Pictures appear in the records below; write out everything else exactly.

— DATA SHOWN —
◇ ◇ ◇ ◇

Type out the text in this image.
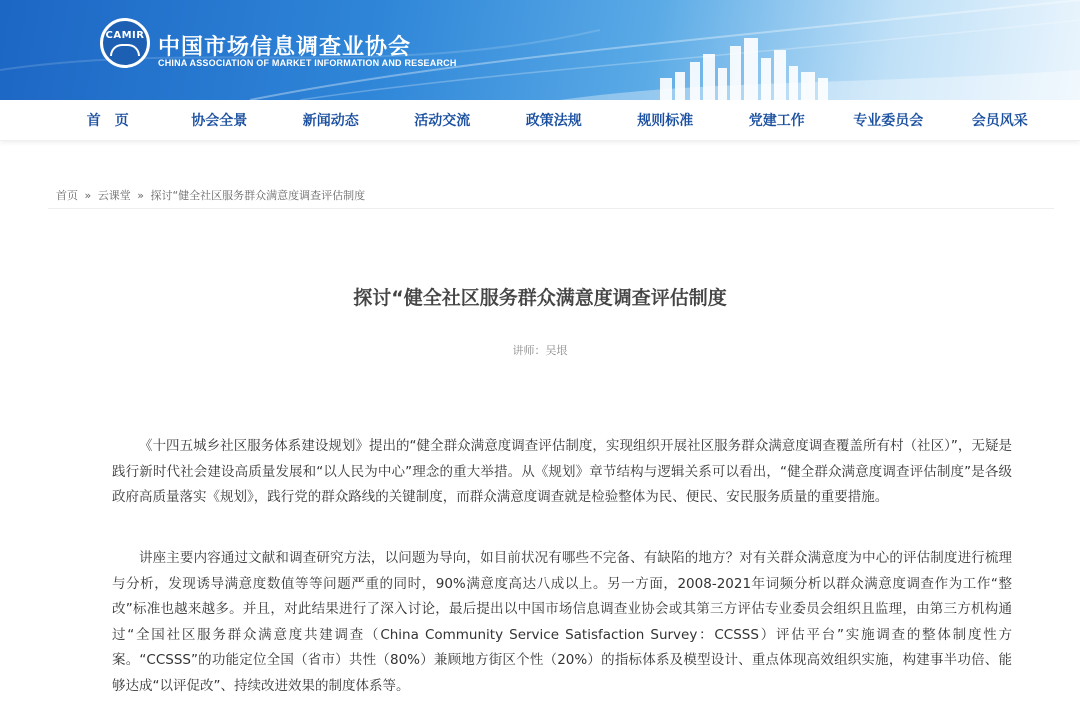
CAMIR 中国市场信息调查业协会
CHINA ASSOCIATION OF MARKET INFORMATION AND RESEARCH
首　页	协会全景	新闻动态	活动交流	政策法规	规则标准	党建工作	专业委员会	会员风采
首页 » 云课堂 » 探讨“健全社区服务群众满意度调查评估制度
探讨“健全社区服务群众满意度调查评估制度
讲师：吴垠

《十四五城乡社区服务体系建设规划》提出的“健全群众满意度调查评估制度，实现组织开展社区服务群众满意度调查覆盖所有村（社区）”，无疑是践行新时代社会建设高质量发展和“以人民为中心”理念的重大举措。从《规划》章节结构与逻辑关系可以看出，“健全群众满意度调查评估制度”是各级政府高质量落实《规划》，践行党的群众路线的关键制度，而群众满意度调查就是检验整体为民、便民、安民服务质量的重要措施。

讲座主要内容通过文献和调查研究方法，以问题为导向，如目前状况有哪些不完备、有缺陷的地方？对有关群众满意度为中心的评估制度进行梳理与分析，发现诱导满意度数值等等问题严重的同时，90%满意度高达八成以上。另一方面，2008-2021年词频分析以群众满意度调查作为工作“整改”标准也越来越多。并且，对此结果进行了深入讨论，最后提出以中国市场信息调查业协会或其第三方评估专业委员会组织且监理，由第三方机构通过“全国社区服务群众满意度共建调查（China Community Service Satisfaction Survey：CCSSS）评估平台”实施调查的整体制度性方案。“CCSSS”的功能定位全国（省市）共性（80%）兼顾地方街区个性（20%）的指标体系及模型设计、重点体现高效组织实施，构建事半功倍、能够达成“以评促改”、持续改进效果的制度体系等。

◇ ◇ ◇ ◇

— RESULT OF THE EXERCISE —
Type out the text in this image.
CAMIR 中国市场信息调查业协会
CHINA ASSOCIATION OF MARKET INFORMATION AND RESEARCH
首　页	协会全景	新闻动态	活动交流	政策法规	规则标准	党建工作	专业委员会	会员风采
首页 » 云课堂 » 探讨“健全社区服务群众满意度调查评估制度
探讨“健全社区服务群众满意度调查评估制度
讲师：吴垠

《十四五城乡社区服务体系建设规划》提出的“健全群众满意度调查评估制度，实现组织开展社区服务群众满意度调查覆盖所有村（社区）”，无疑是践行新时代社会建设高质量发展和“以人民为中心”理念的重大举措。从《规划》章节结构与逻辑关系可以看出，“健全群众满意度调查评估制度”是各级政府高质量落实《规划》，践行党的群众路线的关键制度，而群众满意度调查就是检验整体为民、便民、安民服务质量的重要措施。

讲座主要内容通过文献和调查研究方法，以问题为导向，如目前状况有哪些不完备、有缺陷的地方？对有关群众满意度为中心的评估制度进行梳理与分析，发现诱导满意度数值等等问题严重的同时，90%满意度高达八成以上。另一方面，2008-2021年词频分析以群众满意度调查作为工作“整改”标准也越来越多。并且，对此结果进行了深入讨论，最后提出以中国市场信息调查业协会或其第三方评估专业委员会组织且监理，由第三方机构通过“全国社区服务群众满意度共建调查（China Community Service Satisfaction Survey：CCSSS）评估平台”实施调查的整体制度性方案。“CCSSS”的功能定位全国（省市）共性（80%）兼顾地方街区个性（20%）的指标体系及模型设计、重点体现高效组织实施，构建事半功倍、能够达成“以评促改”、持续改进效果的制度体系等。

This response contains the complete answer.